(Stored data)
━━━━━━━━

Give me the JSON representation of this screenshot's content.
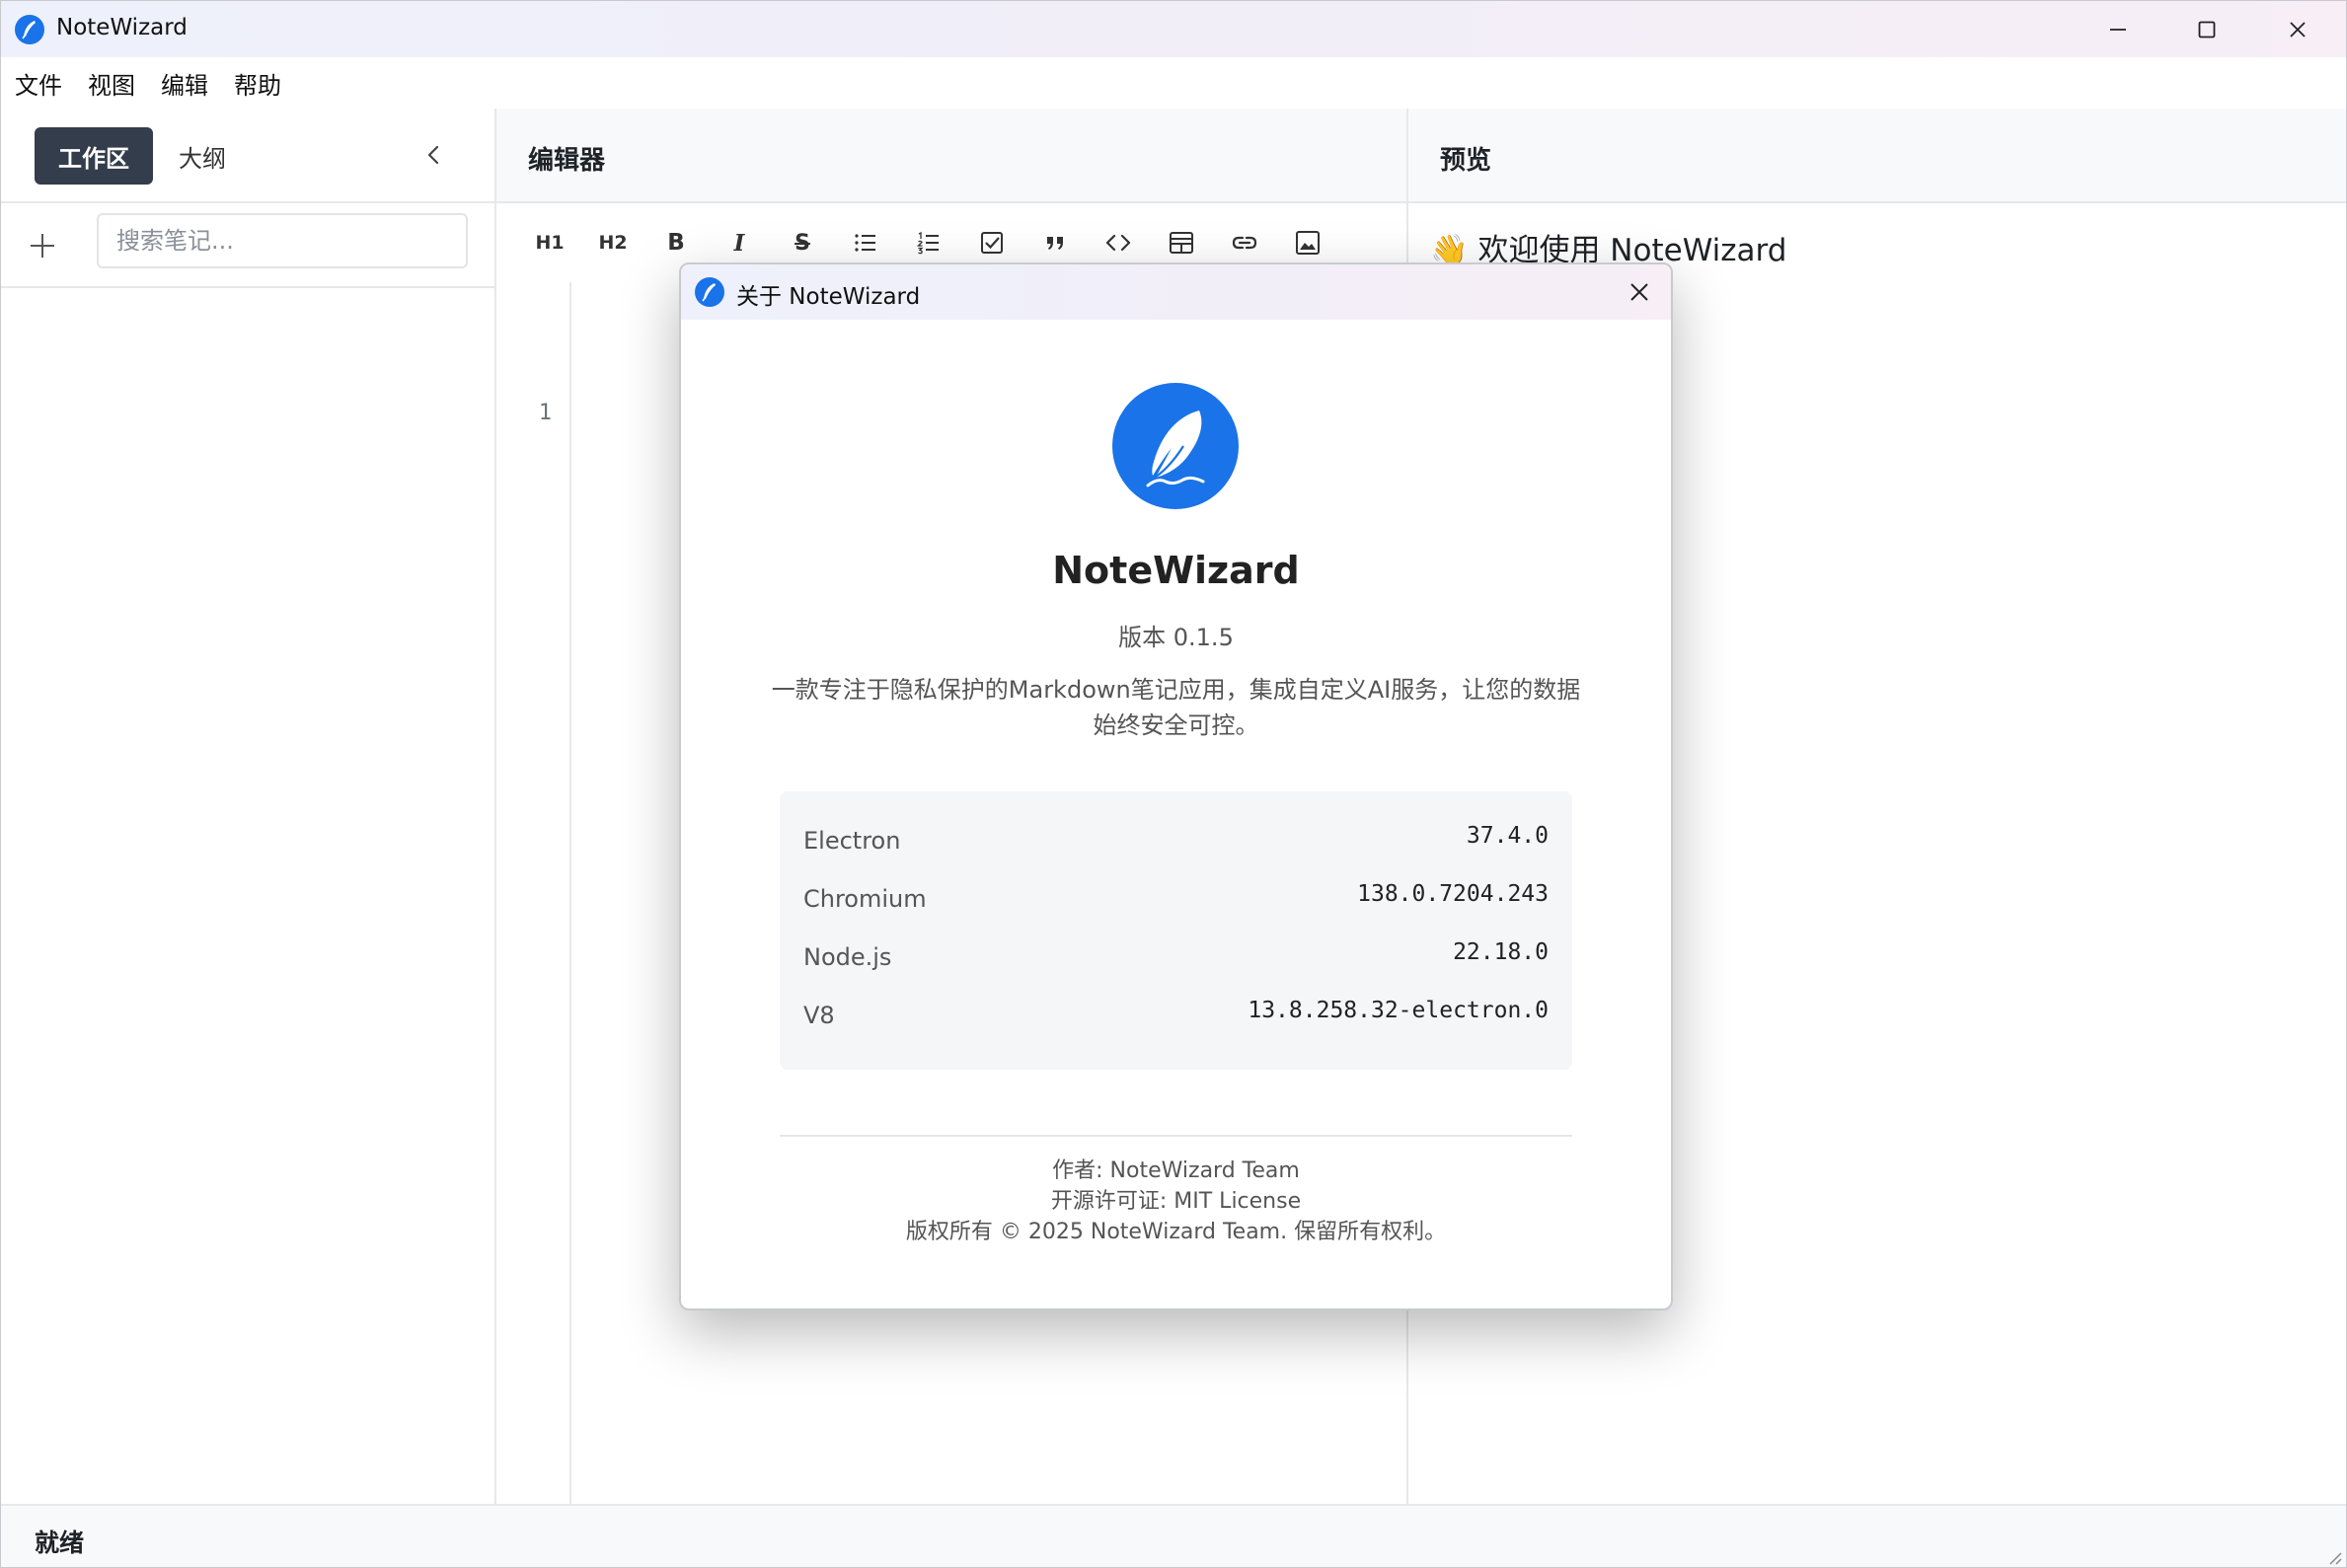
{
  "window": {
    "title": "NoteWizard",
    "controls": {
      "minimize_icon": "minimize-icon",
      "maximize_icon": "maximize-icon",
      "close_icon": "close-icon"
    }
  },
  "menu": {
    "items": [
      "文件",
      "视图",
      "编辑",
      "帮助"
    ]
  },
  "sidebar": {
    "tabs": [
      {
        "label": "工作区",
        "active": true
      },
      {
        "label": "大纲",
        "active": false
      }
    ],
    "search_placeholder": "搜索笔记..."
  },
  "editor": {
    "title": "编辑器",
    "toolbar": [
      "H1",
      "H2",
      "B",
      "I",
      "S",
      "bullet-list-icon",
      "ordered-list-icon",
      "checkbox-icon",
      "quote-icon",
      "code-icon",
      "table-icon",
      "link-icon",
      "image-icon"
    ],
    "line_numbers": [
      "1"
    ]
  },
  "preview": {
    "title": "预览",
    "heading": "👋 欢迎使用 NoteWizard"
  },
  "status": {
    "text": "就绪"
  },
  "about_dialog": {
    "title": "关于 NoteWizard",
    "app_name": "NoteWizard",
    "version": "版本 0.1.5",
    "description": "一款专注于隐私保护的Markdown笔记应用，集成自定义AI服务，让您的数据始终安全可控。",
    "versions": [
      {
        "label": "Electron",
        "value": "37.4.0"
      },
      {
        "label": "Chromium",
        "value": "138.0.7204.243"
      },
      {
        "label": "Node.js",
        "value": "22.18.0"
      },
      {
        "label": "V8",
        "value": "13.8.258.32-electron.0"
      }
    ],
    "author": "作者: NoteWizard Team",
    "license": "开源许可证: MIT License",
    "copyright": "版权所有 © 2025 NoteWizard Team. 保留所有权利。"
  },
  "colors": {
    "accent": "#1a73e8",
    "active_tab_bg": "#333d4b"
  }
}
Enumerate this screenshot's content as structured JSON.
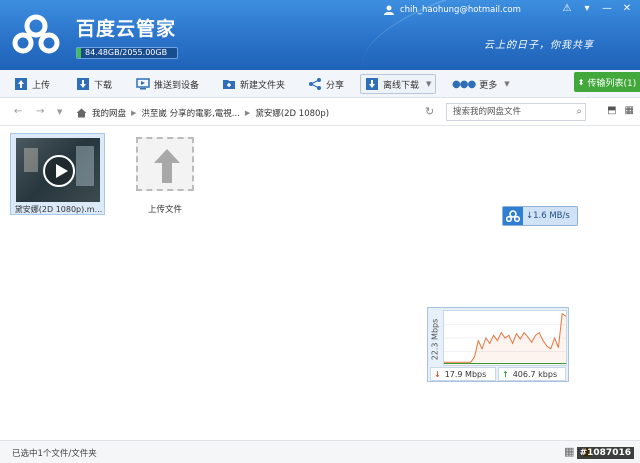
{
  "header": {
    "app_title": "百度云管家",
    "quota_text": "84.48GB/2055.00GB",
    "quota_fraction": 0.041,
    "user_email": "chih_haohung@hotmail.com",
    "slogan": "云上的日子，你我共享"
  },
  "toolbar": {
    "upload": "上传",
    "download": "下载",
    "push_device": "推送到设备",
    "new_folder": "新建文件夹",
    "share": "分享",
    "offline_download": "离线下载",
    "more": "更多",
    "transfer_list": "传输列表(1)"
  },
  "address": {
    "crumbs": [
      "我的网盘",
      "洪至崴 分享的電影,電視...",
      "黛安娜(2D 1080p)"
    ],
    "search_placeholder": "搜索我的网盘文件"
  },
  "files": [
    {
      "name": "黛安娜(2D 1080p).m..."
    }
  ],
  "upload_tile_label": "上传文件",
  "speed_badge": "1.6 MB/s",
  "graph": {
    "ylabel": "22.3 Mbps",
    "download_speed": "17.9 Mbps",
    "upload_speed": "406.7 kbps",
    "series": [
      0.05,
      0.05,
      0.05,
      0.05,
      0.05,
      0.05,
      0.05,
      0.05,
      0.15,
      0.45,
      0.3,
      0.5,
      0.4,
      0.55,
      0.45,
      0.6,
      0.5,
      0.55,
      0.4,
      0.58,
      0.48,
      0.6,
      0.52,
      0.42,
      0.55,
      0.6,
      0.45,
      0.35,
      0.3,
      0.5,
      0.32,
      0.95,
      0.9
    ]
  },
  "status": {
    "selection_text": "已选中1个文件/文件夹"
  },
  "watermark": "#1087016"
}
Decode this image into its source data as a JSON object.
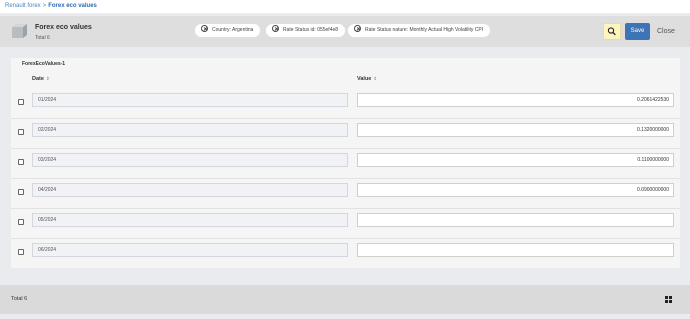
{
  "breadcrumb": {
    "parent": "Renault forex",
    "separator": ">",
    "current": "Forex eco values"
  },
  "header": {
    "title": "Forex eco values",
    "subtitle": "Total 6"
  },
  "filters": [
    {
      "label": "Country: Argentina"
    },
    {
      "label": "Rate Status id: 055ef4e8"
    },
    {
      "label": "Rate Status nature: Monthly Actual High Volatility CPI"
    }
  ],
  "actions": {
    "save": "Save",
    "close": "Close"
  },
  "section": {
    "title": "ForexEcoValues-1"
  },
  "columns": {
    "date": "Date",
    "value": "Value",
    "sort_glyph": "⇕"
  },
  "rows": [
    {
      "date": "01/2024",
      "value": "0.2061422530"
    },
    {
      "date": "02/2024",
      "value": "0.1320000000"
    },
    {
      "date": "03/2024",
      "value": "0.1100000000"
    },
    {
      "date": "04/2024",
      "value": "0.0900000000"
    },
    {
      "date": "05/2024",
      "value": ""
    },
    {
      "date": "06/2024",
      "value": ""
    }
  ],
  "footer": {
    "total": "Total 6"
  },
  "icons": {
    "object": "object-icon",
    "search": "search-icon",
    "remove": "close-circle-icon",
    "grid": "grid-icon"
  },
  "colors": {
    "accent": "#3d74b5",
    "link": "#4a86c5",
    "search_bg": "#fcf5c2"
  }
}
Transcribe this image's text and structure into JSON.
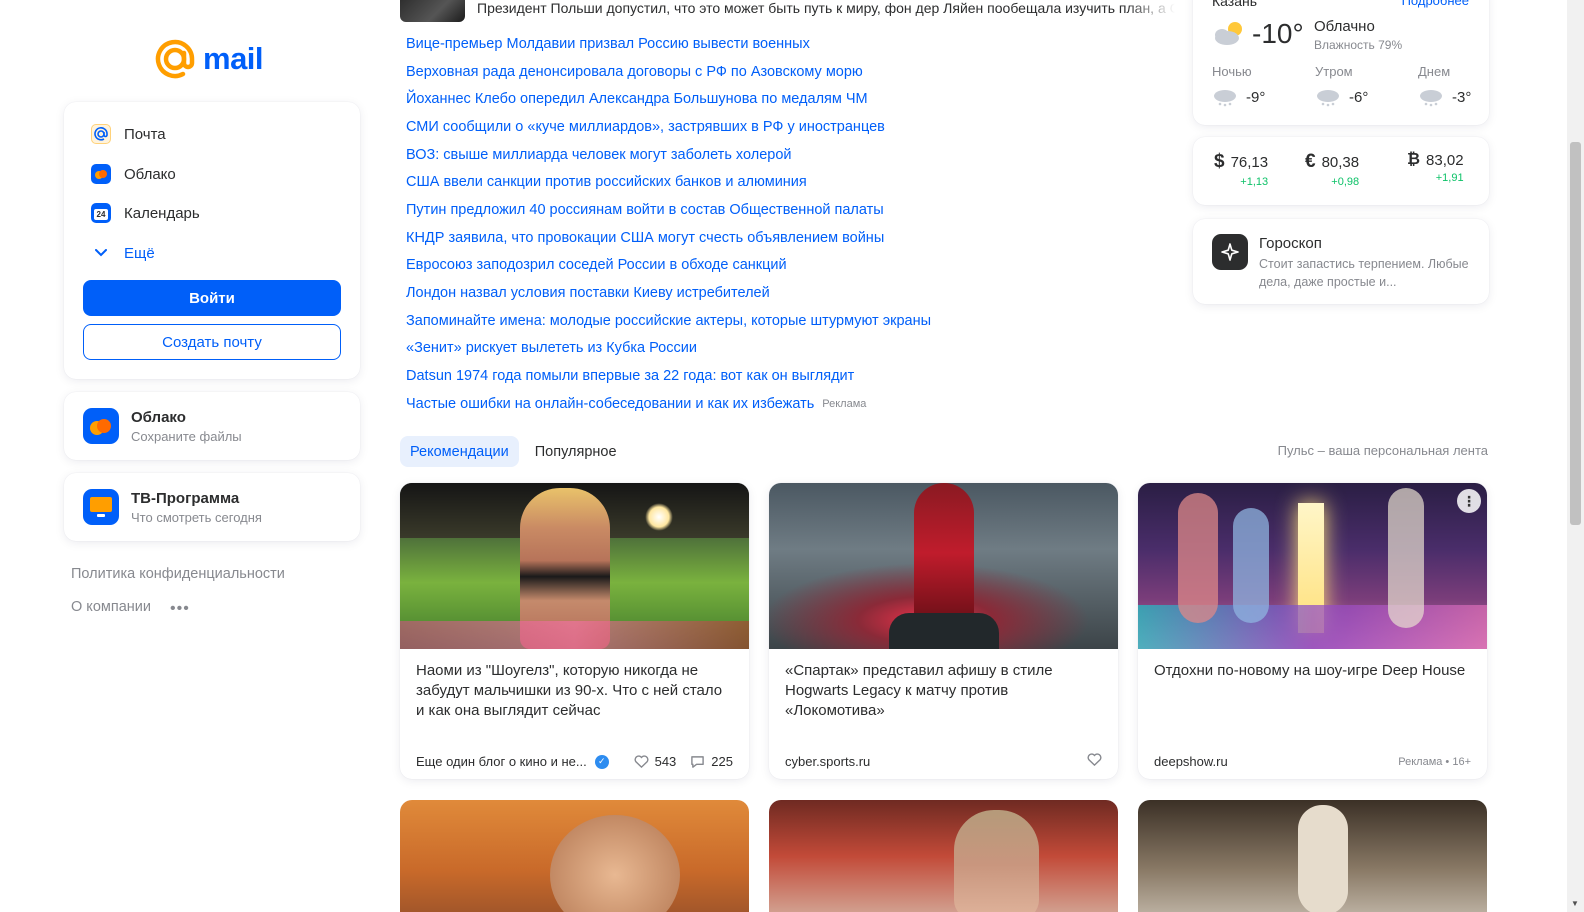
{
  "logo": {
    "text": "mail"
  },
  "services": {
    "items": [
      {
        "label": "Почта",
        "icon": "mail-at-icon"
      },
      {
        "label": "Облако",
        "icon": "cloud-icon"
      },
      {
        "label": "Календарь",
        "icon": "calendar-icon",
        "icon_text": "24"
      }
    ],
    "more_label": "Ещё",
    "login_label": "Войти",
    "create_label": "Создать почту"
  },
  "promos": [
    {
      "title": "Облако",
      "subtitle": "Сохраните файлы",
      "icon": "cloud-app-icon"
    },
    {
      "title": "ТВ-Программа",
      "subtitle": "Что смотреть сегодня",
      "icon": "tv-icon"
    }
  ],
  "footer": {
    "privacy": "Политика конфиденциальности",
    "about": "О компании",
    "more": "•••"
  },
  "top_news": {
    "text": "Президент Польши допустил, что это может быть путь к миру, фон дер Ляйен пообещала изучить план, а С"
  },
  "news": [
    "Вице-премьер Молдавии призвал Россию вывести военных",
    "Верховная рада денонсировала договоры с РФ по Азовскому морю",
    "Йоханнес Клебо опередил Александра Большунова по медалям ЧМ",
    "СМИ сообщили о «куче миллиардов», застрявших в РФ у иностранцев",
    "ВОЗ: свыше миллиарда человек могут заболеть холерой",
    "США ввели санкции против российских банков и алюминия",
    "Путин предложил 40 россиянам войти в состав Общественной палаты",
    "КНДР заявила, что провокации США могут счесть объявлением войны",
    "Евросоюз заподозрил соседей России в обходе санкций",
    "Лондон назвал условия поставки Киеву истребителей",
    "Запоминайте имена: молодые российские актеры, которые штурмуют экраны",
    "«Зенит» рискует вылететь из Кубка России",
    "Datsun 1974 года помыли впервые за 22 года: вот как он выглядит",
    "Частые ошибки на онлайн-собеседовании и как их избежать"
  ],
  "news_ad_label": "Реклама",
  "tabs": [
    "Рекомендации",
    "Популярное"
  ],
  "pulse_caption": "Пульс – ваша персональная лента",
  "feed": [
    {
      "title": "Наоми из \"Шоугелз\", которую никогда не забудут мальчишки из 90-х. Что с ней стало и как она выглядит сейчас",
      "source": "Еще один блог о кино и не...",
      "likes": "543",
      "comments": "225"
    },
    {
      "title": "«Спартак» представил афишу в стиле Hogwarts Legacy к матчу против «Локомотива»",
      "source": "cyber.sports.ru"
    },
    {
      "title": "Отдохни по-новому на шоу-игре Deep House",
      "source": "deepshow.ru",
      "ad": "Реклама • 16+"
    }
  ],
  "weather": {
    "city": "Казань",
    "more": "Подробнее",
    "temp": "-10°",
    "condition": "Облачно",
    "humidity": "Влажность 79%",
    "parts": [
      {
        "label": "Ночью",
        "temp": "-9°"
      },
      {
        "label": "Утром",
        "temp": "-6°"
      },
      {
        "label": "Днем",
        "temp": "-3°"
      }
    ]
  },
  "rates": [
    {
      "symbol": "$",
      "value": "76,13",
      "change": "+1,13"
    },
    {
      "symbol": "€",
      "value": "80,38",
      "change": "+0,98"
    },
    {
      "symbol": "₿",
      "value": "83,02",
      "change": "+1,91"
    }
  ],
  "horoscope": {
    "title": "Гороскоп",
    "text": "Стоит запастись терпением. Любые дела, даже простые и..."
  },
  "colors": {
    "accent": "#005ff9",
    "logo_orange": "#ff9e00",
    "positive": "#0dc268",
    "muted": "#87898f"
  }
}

━━━━━━━━

- TO BE DONE -
Among the lines above, determine how many hold the word "image"; report the figure alone.

- WRITTEN ANSWER -
3